— BEGIN —
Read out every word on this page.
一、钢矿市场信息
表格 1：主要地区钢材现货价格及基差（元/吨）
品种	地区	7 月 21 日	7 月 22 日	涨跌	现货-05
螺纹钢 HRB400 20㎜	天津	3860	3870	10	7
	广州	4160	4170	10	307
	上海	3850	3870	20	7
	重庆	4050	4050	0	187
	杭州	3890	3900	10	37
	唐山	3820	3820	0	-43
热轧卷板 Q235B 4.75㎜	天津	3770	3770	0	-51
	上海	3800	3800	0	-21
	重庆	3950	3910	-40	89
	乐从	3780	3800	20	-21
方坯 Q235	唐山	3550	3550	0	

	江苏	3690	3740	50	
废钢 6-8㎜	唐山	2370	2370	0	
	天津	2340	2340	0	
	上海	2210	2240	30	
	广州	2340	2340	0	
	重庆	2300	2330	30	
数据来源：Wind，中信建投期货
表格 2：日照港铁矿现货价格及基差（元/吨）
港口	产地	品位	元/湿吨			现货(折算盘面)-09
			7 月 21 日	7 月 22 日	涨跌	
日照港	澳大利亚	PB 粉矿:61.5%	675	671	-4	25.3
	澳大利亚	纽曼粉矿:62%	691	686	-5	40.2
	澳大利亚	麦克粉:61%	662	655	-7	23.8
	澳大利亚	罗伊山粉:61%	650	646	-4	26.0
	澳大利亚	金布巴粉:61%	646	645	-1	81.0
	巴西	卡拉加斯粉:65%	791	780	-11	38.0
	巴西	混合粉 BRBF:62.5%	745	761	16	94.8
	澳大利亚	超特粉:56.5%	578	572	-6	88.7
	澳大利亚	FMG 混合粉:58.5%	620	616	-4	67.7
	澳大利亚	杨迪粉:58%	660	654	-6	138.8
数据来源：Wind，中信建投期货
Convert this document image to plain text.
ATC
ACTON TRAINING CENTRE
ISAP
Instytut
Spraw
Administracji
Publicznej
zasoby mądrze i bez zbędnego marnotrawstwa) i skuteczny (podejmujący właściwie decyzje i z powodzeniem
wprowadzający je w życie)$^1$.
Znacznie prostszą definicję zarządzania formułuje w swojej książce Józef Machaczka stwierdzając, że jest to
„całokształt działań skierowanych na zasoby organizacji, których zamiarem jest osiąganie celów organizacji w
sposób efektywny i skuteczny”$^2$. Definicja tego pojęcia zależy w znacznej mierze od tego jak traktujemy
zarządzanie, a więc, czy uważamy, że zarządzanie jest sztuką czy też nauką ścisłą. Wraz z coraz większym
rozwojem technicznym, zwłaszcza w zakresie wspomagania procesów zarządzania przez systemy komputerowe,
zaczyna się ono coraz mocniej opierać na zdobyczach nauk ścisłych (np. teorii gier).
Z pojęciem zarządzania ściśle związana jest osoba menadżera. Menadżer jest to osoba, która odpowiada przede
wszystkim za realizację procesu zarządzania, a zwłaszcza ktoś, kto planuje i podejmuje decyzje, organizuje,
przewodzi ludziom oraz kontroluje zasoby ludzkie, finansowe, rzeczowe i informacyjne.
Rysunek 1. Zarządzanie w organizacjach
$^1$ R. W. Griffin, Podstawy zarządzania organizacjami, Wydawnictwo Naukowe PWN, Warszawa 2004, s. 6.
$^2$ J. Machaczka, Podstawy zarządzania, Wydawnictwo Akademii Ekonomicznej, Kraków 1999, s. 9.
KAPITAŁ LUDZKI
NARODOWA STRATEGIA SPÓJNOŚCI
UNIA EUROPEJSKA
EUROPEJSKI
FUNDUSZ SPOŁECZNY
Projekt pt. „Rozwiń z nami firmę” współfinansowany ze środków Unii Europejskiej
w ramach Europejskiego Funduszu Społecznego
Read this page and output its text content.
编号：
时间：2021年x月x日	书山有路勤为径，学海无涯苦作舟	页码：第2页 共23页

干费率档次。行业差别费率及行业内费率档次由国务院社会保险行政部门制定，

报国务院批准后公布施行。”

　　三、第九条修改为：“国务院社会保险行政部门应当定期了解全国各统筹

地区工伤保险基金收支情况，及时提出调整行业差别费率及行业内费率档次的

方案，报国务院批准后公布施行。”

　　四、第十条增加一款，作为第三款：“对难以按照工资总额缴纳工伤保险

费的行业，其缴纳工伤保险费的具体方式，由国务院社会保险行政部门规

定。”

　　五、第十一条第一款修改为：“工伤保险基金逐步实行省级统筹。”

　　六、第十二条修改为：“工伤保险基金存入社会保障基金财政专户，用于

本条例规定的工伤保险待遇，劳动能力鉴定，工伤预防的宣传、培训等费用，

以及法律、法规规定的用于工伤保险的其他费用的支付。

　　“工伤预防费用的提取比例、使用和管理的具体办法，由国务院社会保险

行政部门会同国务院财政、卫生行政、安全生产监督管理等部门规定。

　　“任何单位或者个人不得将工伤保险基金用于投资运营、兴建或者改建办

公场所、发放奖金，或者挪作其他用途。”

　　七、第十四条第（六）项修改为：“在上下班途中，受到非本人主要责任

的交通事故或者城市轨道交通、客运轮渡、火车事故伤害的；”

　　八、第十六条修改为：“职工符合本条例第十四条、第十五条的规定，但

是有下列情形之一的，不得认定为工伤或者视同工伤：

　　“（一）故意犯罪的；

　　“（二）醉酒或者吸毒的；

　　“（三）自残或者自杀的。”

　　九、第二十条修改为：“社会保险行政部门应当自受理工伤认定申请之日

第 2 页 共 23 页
— END —
• _What is expected_
Copy out each line of the records where the string "澳大利亚" appears.

• _Written answer_
日照港	澳大利亚	PB 粉矿:61.5%	675	671	-4	25.3
	澳大利亚	纽曼粉矿:62%	691	686	-5	40.2
	澳大利亚	麦克粉:61%	662	655	-7	23.8
	澳大利亚	罗伊山粉:61%	650	646	-4	26.0
	澳大利亚	金布巴粉:61%	646	645	-1	81.0
	澳大利亚	超特粉:56.5%	578	572	-6	88.7
	澳大利亚	FMG 混合粉:58.5%	620	616	-4	67.7
	澳大利亚	杨迪粉:58%	660	654	-6	138.8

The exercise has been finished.